** start EXERCISE INPUTS **

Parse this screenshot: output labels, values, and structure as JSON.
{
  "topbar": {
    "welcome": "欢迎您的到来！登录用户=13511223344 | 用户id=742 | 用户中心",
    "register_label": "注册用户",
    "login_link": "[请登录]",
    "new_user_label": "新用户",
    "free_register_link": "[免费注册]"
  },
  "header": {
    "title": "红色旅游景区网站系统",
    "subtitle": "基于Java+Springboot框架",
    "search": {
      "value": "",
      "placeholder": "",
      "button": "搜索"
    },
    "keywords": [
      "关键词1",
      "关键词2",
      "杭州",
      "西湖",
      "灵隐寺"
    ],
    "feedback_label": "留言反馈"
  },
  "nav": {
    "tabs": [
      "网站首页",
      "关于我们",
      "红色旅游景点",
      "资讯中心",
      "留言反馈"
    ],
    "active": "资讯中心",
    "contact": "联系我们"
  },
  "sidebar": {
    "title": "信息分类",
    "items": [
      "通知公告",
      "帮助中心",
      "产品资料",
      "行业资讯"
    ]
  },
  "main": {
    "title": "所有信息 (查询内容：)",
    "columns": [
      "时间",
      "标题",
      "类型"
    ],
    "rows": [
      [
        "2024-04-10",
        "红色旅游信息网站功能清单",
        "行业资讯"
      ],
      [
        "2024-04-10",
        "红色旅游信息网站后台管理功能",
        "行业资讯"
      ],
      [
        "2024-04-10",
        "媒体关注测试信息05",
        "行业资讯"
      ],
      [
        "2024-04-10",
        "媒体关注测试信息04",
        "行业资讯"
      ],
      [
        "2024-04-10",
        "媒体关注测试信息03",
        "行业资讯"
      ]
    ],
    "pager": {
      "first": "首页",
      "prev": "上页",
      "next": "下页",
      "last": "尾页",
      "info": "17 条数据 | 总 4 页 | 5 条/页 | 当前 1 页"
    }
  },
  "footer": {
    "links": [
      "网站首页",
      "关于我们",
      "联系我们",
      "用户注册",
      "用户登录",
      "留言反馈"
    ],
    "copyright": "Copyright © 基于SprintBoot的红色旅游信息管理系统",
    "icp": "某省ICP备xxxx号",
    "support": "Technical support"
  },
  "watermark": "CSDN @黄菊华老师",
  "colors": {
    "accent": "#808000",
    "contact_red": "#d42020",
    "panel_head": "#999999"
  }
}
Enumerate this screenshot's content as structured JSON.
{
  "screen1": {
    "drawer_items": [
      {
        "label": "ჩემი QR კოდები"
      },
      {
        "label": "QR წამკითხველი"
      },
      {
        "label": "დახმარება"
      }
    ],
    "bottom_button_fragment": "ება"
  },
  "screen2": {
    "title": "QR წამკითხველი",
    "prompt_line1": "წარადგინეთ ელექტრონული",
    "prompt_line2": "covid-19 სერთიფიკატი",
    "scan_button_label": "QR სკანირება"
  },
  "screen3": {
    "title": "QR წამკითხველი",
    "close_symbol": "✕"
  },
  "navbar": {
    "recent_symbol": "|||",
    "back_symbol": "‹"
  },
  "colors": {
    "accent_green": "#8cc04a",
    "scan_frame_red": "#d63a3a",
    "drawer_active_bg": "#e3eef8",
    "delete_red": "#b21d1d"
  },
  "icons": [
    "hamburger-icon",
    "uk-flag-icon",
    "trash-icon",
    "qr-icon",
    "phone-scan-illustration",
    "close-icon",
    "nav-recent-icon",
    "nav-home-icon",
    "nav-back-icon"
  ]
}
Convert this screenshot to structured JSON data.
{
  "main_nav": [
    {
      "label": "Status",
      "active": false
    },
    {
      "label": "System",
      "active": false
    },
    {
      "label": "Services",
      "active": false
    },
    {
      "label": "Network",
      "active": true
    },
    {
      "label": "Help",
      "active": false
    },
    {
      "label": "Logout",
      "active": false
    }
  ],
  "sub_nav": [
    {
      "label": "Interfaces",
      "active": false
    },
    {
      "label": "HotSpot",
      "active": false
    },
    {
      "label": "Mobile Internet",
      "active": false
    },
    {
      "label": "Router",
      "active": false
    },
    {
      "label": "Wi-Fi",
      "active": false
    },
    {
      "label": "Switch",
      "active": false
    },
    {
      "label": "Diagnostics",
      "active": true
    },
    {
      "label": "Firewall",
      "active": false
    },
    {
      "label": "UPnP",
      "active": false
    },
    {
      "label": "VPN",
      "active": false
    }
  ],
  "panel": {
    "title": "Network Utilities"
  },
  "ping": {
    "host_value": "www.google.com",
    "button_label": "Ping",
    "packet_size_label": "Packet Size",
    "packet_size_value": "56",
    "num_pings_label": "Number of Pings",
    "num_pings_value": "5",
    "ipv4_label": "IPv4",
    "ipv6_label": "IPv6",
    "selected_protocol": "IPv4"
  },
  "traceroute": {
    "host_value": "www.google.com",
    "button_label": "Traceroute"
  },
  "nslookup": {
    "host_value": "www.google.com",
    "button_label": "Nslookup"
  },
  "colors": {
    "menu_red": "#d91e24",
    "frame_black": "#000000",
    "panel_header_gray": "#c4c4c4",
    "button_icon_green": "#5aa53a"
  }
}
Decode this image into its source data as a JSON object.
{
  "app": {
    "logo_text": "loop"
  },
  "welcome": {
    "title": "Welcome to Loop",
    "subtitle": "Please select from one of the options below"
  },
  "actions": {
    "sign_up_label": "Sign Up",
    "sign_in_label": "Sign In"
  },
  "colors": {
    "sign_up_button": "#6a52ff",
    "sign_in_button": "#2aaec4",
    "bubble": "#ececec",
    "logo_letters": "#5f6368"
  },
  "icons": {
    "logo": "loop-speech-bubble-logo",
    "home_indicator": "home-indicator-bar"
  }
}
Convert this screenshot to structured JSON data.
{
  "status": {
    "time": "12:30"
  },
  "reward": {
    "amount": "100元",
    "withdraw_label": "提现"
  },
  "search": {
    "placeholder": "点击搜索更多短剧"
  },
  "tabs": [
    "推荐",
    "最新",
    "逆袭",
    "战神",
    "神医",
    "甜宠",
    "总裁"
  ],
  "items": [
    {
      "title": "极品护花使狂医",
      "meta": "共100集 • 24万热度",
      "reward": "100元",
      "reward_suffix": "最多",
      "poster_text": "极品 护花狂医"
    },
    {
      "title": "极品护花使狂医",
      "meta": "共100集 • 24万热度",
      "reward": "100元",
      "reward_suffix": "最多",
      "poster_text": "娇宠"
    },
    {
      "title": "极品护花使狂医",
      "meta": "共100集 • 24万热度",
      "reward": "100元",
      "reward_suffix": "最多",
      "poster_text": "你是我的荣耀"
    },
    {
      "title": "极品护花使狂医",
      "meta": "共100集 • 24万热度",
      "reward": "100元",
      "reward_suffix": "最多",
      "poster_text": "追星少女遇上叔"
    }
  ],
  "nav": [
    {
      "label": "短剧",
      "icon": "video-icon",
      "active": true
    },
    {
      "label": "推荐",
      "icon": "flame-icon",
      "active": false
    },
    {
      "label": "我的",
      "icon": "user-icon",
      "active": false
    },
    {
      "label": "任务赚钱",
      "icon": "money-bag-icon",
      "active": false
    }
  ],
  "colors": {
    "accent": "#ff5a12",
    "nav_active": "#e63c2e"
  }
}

** end EXERCISE INPUTS **

◆ **WHAT YOU NEED TO DO**
Every record above should be copied exactly.

◆ **SOLVED EXERCISE**
Parse this screenshot: output labels, values, and structure as JSON.
{
  "topbar": {
    "welcome": "欢迎您的到来！登录用户=13511223344 | 用户id=742 | 用户中心",
    "register_label": "注册用户",
    "login_link": "[请登录]",
    "new_user_label": "新用户",
    "free_register_link": "[免费注册]"
  },
  "header": {
    "title": "红色旅游景区网站系统",
    "subtitle": "基于Java+Springboot框架",
    "search": {
      "value": "",
      "placeholder": "",
      "button": "搜索"
    },
    "keywords": [
      "关键词1",
      "关键词2",
      "杭州",
      "西湖",
      "灵隐寺"
    ],
    "feedback_label": "留言反馈"
  },
  "nav": {
    "tabs": [
      "网站首页",
      "关于我们",
      "红色旅游景点",
      "资讯中心",
      "留言反馈"
    ],
    "active": "资讯中心",
    "contact": "联系我们"
  },
  "sidebar": {
    "title": "信息分类",
    "items": [
      "通知公告",
      "帮助中心",
      "产品资料",
      "行业资讯"
    ]
  },
  "main": {
    "title": "所有信息 (查询内容：)",
    "columns": [
      "时间",
      "标题",
      "类型"
    ],
    "rows": [
      [
        "2024-04-10",
        "红色旅游信息网站功能清单",
        "行业资讯"
      ],
      [
        "2024-04-10",
        "红色旅游信息网站后台管理功能",
        "行业资讯"
      ],
      [
        "2024-04-10",
        "媒体关注测试信息05",
        "行业资讯"
      ],
      [
        "2024-04-10",
        "媒体关注测试信息04",
        "行业资讯"
      ],
      [
        "2024-04-10",
        "媒体关注测试信息03",
        "行业资讯"
      ]
    ],
    "pager": {
      "first": "首页",
      "prev": "上页",
      "next": "下页",
      "last": "尾页",
      "info": "17 条数据 | 总 4 页 | 5 条/页 | 当前 1 页"
    }
  },
  "footer": {
    "links": [
      "网站首页",
      "关于我们",
      "联系我们",
      "用户注册",
      "用户登录",
      "留言反馈"
    ],
    "copyright": "Copyright © 基于SprintBoot的红色旅游信息管理系统",
    "icp": "某省ICP备xxxx号",
    "support": "Technical support"
  },
  "watermark": "CSDN @黄菊华老师",
  "colors": {
    "accent": "#808000",
    "contact_red": "#d42020",
    "panel_head": "#999999"
  }
}
Enumerate this screenshot's content as structured JSON.
{
  "screen1": {
    "drawer_items": [
      {
        "label": "ჩემი QR კოდები"
      },
      {
        "label": "QR წამკითხველი"
      },
      {
        "label": "დახმარება"
      }
    ],
    "bottom_button_fragment": "ება"
  },
  "screen2": {
    "title": "QR წამკითხველი",
    "prompt_line1": "წარადგინეთ ელექტრონული",
    "prompt_line2": "covid-19 სერთიფიკატი",
    "scan_button_label": "QR სკანირება"
  },
  "screen3": {
    "title": "QR წამკითხველი",
    "close_symbol": "✕"
  },
  "navbar": {
    "recent_symbol": "|||",
    "back_symbol": "‹"
  },
  "colors": {
    "accent_green": "#8cc04a",
    "scan_frame_red": "#d63a3a",
    "drawer_active_bg": "#e3eef8",
    "delete_red": "#b21d1d"
  },
  "icons": [
    "hamburger-icon",
    "uk-flag-icon",
    "trash-icon",
    "qr-icon",
    "phone-scan-illustration",
    "close-icon",
    "nav-recent-icon",
    "nav-home-icon",
    "nav-back-icon"
  ]
}
Convert this screenshot to structured JSON data.
{
  "main_nav": [
    {
      "label": "Status",
      "active": false
    },
    {
      "label": "System",
      "active": false
    },
    {
      "label": "Services",
      "active": false
    },
    {
      "label": "Network",
      "active": true
    },
    {
      "label": "Help",
      "active": false
    },
    {
      "label": "Logout",
      "active": false
    }
  ],
  "sub_nav": [
    {
      "label": "Interfaces",
      "active": false
    },
    {
      "label": "HotSpot",
      "active": false
    },
    {
      "label": "Mobile Internet",
      "active": false
    },
    {
      "label": "Router",
      "active": false
    },
    {
      "label": "Wi-Fi",
      "active": false
    },
    {
      "label": "Switch",
      "active": false
    },
    {
      "label": "Diagnostics",
      "active": true
    },
    {
      "label": "Firewall",
      "active": false
    },
    {
      "label": "UPnP",
      "active": false
    },
    {
      "label": "VPN",
      "active": false
    }
  ],
  "panel": {
    "title": "Network Utilities"
  },
  "ping": {
    "host_value": "www.google.com",
    "button_label": "Ping",
    "packet_size_label": "Packet Size",
    "packet_size_value": "56",
    "num_pings_label": "Number of Pings",
    "num_pings_value": "5",
    "ipv4_label": "IPv4",
    "ipv6_label": "IPv6",
    "selected_protocol": "IPv4"
  },
  "traceroute": {
    "host_value": "www.google.com",
    "button_label": "Traceroute"
  },
  "nslookup": {
    "host_value": "www.google.com",
    "button_label": "Nslookup"
  },
  "colors": {
    "menu_red": "#d91e24",
    "frame_black": "#000000",
    "panel_header_gray": "#c4c4c4",
    "button_icon_green": "#5aa53a"
  }
}
Decode this image into its source data as a JSON object.
{
  "app": {
    "logo_text": "loop"
  },
  "welcome": {
    "title": "Welcome to Loop",
    "subtitle": "Please select from one of the options below"
  },
  "actions": {
    "sign_up_label": "Sign Up",
    "sign_in_label": "Sign In"
  },
  "colors": {
    "sign_up_button": "#6a52ff",
    "sign_in_button": "#2aaec4",
    "bubble": "#ececec",
    "logo_letters": "#5f6368"
  },
  "icons": {
    "logo": "loop-speech-bubble-logo",
    "home_indicator": "home-indicator-bar"
  }
}
Convert this screenshot to structured JSON data.
{
  "status": {
    "time": "12:30"
  },
  "reward": {
    "amount": "100元",
    "withdraw_label": "提现"
  },
  "search": {
    "placeholder": "点击搜索更多短剧"
  },
  "tabs": [
    "推荐",
    "最新",
    "逆袭",
    "战神",
    "神医",
    "甜宠",
    "总裁"
  ],
  "items": [
    {
      "title": "极品护花使狂医",
      "meta": "共100集 • 24万热度",
      "reward": "100元",
      "reward_suffix": "最多",
      "poster_text": "极品 护花狂医"
    },
    {
      "title": "极品护花使狂医",
      "meta": "共100集 • 24万热度",
      "reward": "100元",
      "reward_suffix": "最多",
      "poster_text": "娇宠"
    },
    {
      "title": "极品护花使狂医",
      "meta": "共100集 • 24万热度",
      "reward": "100元",
      "reward_suffix": "最多",
      "poster_text": "你是我的荣耀"
    },
    {
      "title": "极品护花使狂医",
      "meta": "共100集 • 24万热度",
      "reward": "100元",
      "reward_suffix": "最多",
      "poster_text": "追星少女遇上叔"
    }
  ],
  "nav": [
    {
      "label": "短剧",
      "icon": "video-icon",
      "active": true
    },
    {
      "label": "推荐",
      "icon": "flame-icon",
      "active": false
    },
    {
      "label": "我的",
      "icon": "user-icon",
      "active": false
    },
    {
      "label": "任务赚钱",
      "icon": "money-bag-icon",
      "active": false
    }
  ],
  "colors": {
    "accent": "#ff5a12",
    "nav_active": "#e63c2e"
  }
}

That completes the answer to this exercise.